_RECORDS SHOWN_.
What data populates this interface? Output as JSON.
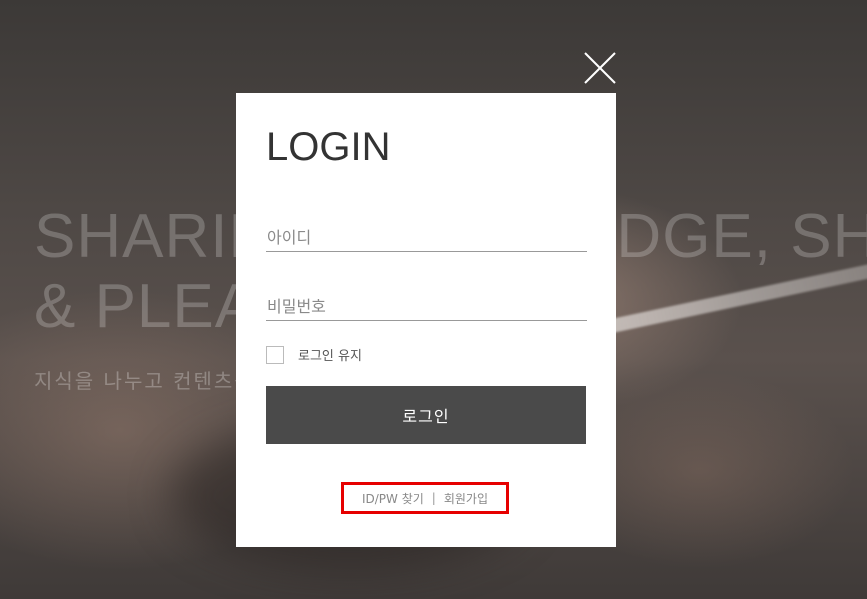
{
  "background": {
    "headline_line1": "SHARING KNOWLEDGE, SHARING.",
    "headline_line2": "& PLEASURE",
    "subtext": "지식을 나누고 컨텐츠를 즐기다"
  },
  "close_icon": "close-icon",
  "login": {
    "title": "LOGIN",
    "id_placeholder": "아이디",
    "id_value": "",
    "pw_placeholder": "비밀번호",
    "pw_value": "",
    "remember_label": "로그인 유지",
    "remember_checked": false,
    "submit_label": "로그인",
    "find_link": "ID/PW 찾기",
    "separator": "|",
    "signup_link": "회원가입"
  },
  "colors": {
    "button_bg": "#4a4a4a",
    "highlight_border": "#e60000",
    "modal_bg": "#ffffff"
  }
}
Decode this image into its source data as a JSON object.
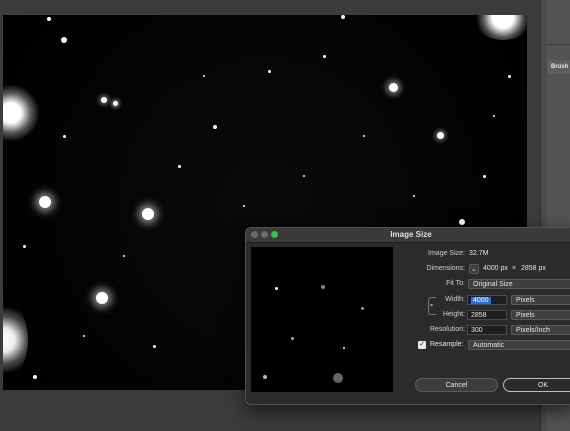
{
  "dialog": {
    "title": "Image Size",
    "image_size_label": "Image Size:",
    "image_size_value": "32.7M",
    "dimensions_label": "Dimensions:",
    "dimensions_width": "4000 px",
    "dimensions_sep": "×",
    "dimensions_height": "2858 px",
    "fit_to_label": "Fit To:",
    "fit_to_value": "Original Size",
    "width_label": "Width:",
    "width_value": "4000",
    "width_unit": "Pixels",
    "height_label": "Height:",
    "height_value": "2858",
    "height_unit": "Pixels",
    "resolution_label": "Resolution:",
    "resolution_value": "300",
    "resolution_unit": "Pixels/Inch",
    "resample_label": "Resample:",
    "resample_value": "Automatic",
    "resample_checked": true,
    "cancel_label": "Cancel",
    "ok_label": "OK"
  },
  "panel": {
    "tab_label": "Brush"
  },
  "colors": {
    "accent": "#2f6fd6",
    "dialog_bg": "#2b2b2b",
    "workspace_bg": "#3b3b3b"
  }
}
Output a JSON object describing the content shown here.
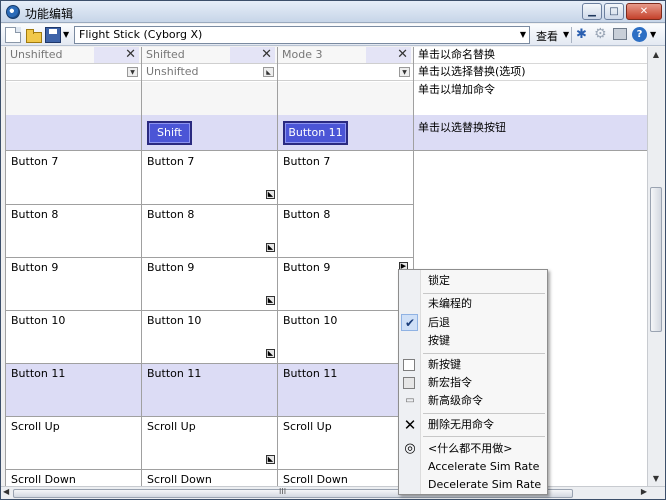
{
  "window": {
    "title": "功能编辑"
  },
  "toolbar": {
    "profile_value": "Flight Stick (Cyborg X)",
    "view_label": "查看",
    "help_glyph": "?"
  },
  "grid": {
    "headers": [
      {
        "label": "Unshifted",
        "close": "✕"
      },
      {
        "label": "Shifted",
        "close": "✕"
      },
      {
        "label": "Mode 3",
        "close": "✕"
      }
    ],
    "unshift_value": "Unshifted",
    "shift_button": "Shift",
    "mode_button": "Button 11",
    "right_panel": {
      "rename_hint": "单击以命名替换",
      "select_hint": "单击以选择替换(选项)",
      "add_hint": "单击以增加命令",
      "toggle_hint": "单击以选替换按钮"
    },
    "rows": [
      {
        "c1": "Button 7",
        "c2": "Button 7",
        "c3": "Button 7"
      },
      {
        "c1": "Button 8",
        "c2": "Button 8",
        "c3": "Button 8"
      },
      {
        "c1": "Button 9",
        "c2": "Button 9",
        "c3": "Button 9"
      },
      {
        "c1": "Button 10",
        "c2": "Button 10",
        "c3": "Button 10"
      },
      {
        "c1": "Button 11",
        "c2": "Button 11",
        "c3": "Button 11"
      },
      {
        "c1": "Scroll Up",
        "c2": "Scroll Up",
        "c3": "Scroll Up"
      },
      {
        "c1": "Scroll Down",
        "c2": "Scroll Down",
        "c3": "Scroll Down"
      }
    ],
    "scroll_grip": "III"
  },
  "context_menu": {
    "items": {
      "lock": "锁定",
      "unprogrammed": "未编程的",
      "back": "后退",
      "key": "按键",
      "new_key": "新按键",
      "new_macro": "新宏指令",
      "new_advanced": "新高级命令",
      "delete_useless": "删除无用命令",
      "do_nothing": "<什么都不用做>",
      "accel": "Accelerate Sim Rate",
      "decel": "Decelerate Sim Rate"
    }
  }
}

_STATED GOAL_.
Work through the records line by line and tally those holding "Down". Reply with the number alone.

_FINAL RESULT_.
3